◆ Exercise objective: Wherever the word "JSON" shows up in a line, please copy that line.

>> start

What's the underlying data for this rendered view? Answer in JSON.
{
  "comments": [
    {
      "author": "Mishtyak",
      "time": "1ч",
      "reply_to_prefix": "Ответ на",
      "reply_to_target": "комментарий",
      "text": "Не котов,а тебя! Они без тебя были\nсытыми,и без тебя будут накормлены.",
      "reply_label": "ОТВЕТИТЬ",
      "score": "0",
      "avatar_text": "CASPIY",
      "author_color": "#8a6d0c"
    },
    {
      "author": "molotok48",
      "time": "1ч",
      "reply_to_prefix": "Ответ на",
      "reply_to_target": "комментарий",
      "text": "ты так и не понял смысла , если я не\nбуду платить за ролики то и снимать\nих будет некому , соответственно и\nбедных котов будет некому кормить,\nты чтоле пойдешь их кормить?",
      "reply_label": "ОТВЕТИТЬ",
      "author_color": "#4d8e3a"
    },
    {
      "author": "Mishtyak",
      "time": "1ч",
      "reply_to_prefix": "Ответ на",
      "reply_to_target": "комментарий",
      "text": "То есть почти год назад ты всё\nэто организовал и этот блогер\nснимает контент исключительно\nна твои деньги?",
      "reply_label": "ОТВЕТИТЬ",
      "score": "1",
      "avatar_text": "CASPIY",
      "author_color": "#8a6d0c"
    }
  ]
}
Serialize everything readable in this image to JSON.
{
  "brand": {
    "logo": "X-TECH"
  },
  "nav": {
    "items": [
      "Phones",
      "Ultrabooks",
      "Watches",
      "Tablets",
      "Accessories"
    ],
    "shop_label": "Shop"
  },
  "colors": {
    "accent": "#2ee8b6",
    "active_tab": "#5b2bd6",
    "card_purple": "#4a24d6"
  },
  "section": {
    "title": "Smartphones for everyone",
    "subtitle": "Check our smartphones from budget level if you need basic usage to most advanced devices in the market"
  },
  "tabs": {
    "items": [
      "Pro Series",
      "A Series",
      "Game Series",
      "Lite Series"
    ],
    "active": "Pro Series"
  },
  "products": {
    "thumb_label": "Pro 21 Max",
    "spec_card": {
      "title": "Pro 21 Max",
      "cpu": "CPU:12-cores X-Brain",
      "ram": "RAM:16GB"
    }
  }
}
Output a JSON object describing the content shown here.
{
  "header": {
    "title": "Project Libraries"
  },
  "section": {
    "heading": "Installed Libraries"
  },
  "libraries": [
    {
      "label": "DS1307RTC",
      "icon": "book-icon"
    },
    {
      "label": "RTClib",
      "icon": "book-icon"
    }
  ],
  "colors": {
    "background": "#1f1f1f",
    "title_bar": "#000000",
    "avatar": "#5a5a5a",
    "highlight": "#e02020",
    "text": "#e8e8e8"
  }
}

>> end

◆ Answer to the task:
What's the underlying data for this rendered view? Answer in JSON.
Serialize everything readable in this image to JSON.
Output a JSON object describing the content shown here.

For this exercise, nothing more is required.